___ DATA SUPPLIED

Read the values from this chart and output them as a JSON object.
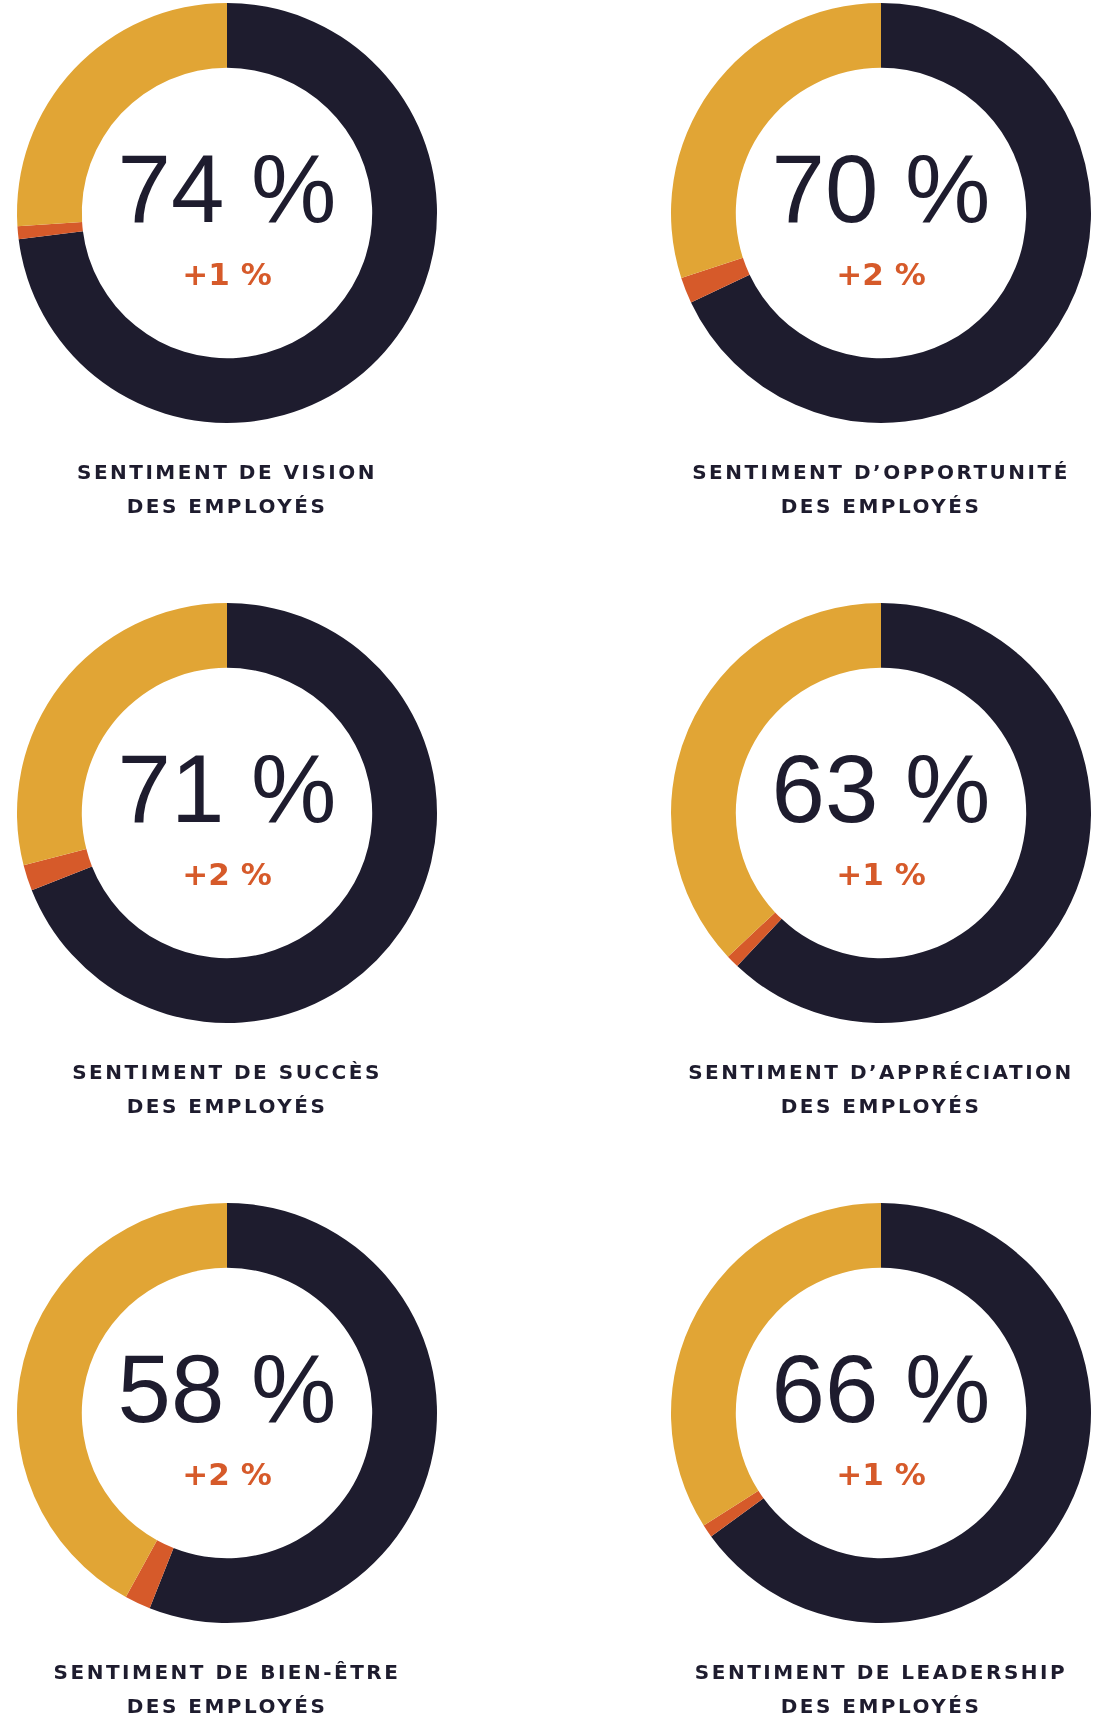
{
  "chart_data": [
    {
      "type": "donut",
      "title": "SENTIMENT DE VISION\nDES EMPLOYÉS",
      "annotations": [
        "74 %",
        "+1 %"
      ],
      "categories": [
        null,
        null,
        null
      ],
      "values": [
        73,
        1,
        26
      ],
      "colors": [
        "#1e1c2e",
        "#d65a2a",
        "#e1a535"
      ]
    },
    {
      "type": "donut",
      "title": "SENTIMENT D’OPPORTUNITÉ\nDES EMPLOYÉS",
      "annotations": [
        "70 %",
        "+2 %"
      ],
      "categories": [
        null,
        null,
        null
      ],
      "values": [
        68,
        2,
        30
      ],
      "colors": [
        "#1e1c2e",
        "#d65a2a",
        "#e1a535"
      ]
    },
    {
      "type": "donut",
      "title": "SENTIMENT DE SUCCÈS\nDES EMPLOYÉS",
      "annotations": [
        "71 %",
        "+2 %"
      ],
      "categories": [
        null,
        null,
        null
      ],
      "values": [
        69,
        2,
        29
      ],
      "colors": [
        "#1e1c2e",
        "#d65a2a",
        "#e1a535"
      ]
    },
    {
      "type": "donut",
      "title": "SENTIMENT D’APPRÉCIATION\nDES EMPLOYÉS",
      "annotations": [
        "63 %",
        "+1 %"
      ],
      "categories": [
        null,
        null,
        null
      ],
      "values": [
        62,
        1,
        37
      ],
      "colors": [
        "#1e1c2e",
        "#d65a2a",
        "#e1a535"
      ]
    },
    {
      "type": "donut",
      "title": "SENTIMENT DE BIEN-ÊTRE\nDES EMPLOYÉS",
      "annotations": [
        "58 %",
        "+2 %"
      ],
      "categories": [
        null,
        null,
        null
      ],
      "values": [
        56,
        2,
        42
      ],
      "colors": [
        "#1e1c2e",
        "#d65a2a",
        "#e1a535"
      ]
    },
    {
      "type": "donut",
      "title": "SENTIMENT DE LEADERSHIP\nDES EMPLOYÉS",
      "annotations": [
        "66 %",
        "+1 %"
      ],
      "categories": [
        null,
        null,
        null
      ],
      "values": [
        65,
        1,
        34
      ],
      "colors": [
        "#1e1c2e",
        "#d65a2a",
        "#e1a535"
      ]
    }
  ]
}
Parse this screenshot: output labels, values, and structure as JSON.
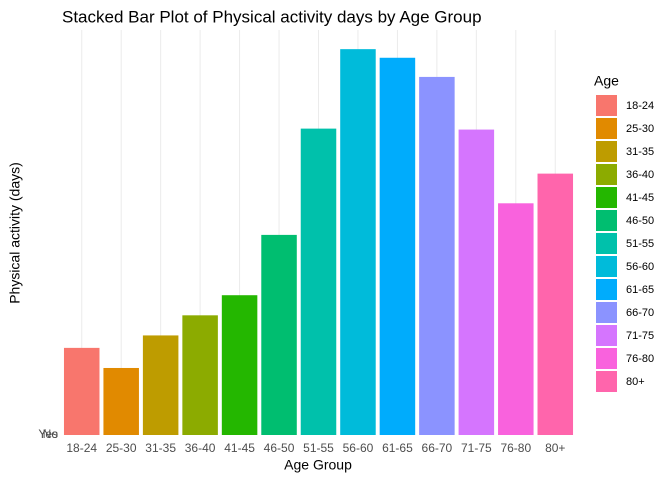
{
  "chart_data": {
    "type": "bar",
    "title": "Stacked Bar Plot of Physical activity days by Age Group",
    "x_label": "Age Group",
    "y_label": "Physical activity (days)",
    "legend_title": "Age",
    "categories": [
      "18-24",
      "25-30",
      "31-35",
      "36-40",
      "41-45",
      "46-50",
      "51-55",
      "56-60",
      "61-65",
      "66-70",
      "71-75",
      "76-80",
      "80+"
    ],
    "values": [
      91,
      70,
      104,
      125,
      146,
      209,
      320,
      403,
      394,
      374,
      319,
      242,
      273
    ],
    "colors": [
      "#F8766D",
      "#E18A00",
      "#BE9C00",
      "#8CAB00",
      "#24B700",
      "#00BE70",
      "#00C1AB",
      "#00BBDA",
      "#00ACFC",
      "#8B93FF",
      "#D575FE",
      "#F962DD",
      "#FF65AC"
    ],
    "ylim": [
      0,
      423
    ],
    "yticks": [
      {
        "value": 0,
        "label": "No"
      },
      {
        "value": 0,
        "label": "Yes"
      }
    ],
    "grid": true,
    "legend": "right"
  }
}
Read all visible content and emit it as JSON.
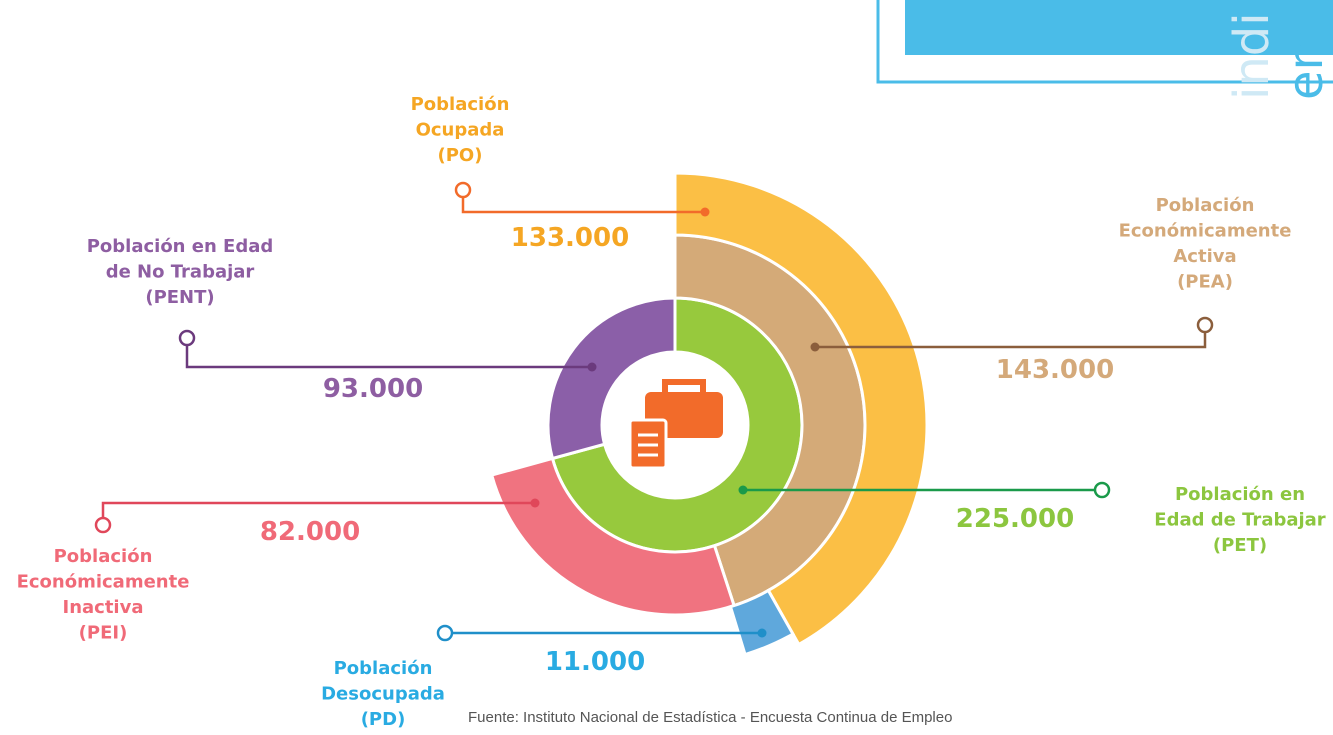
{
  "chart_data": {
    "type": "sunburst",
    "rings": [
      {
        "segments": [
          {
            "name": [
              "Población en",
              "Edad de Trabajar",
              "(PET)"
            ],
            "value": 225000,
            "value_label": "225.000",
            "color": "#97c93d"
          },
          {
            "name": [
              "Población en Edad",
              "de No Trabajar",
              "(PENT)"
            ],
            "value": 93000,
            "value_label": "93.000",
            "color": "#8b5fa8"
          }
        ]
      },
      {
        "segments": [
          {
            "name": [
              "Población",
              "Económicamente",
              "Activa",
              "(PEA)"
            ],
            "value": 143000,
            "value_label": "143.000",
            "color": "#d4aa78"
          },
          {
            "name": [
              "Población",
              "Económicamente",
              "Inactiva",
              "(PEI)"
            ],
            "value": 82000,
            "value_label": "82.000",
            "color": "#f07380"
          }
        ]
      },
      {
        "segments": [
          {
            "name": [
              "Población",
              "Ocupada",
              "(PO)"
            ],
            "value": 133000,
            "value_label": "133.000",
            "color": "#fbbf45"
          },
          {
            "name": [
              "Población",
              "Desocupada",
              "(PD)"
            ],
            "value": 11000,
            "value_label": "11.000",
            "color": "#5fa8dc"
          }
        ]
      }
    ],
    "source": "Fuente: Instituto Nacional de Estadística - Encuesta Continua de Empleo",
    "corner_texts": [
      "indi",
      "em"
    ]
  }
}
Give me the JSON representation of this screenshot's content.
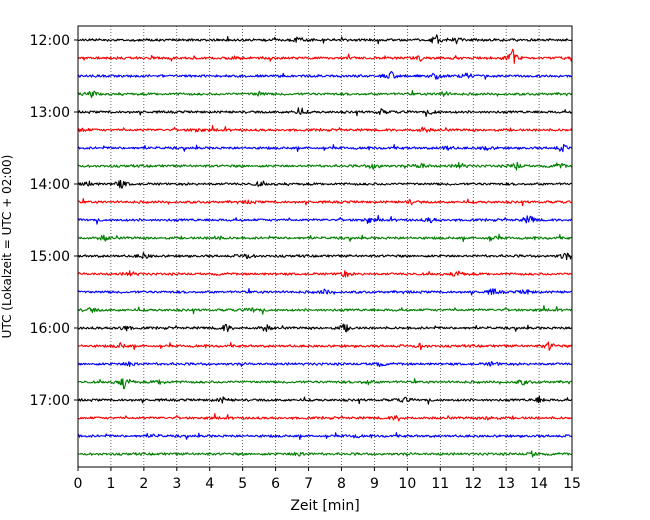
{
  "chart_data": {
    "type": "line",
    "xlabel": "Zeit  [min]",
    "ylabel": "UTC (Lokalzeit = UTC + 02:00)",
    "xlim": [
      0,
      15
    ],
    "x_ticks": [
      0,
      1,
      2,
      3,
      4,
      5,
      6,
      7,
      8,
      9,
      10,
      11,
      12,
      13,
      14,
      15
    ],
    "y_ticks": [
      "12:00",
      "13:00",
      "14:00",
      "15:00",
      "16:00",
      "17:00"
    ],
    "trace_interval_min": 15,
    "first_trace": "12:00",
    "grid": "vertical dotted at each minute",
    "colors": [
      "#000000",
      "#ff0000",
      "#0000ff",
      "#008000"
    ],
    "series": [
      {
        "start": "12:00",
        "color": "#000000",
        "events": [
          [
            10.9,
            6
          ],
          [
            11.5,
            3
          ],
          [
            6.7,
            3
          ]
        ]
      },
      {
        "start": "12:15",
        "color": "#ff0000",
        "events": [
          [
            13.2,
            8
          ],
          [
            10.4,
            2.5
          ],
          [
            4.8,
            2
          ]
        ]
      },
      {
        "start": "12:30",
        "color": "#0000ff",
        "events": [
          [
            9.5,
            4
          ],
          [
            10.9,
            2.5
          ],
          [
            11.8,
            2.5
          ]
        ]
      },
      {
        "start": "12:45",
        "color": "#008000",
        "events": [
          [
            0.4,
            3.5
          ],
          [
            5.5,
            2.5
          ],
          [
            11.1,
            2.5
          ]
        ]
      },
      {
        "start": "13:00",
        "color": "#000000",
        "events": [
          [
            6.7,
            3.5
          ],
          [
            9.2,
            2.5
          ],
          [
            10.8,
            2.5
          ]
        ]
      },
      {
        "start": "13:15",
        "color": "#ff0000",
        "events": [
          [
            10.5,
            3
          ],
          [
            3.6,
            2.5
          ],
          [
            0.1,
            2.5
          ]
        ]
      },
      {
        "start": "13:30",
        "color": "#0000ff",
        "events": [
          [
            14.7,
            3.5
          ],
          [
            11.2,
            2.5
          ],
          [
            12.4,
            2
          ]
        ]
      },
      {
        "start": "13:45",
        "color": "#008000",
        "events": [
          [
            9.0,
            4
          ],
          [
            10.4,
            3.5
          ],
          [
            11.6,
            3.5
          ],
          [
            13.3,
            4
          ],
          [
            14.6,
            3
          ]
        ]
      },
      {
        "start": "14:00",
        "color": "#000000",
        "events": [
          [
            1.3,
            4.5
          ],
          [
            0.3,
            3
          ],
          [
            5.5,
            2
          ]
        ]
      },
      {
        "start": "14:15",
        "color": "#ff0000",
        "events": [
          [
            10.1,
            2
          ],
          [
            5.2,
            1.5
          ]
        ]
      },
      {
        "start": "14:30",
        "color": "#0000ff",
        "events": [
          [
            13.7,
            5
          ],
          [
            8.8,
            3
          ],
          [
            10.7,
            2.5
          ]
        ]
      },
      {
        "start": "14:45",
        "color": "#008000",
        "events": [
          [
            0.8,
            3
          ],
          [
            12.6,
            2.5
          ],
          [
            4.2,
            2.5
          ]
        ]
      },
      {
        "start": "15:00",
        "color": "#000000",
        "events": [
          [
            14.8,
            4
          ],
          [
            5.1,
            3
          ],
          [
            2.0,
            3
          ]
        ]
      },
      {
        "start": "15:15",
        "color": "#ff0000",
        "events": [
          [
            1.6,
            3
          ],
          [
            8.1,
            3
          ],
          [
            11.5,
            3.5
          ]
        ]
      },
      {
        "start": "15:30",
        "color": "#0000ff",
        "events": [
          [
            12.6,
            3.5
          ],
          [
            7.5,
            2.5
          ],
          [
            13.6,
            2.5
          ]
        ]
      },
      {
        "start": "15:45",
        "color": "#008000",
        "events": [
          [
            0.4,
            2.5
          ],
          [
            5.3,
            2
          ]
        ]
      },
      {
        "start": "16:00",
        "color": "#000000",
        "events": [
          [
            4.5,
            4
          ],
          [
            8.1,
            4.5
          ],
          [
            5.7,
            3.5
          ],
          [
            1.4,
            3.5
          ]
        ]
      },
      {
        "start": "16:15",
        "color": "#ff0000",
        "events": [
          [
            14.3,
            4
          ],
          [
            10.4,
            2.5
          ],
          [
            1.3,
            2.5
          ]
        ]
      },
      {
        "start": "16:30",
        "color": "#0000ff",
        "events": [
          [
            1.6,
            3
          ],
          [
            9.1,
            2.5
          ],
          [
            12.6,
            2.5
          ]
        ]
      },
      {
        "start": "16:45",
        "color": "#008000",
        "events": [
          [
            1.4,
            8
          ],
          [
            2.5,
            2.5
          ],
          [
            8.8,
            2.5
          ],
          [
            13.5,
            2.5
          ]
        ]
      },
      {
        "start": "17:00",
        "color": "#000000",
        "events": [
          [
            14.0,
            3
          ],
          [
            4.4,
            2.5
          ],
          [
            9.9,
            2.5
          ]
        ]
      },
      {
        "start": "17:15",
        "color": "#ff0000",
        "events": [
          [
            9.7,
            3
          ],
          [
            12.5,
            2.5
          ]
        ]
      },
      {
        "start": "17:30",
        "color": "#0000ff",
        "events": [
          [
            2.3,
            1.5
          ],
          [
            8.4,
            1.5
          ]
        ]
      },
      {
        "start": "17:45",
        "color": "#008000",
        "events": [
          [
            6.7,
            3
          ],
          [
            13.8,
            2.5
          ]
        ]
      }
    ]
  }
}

______

:: TO BE DONE ::
Count up every line above that has the word "screenshot" in it; answer with the number alone.

:: TASK ANSWER ::
2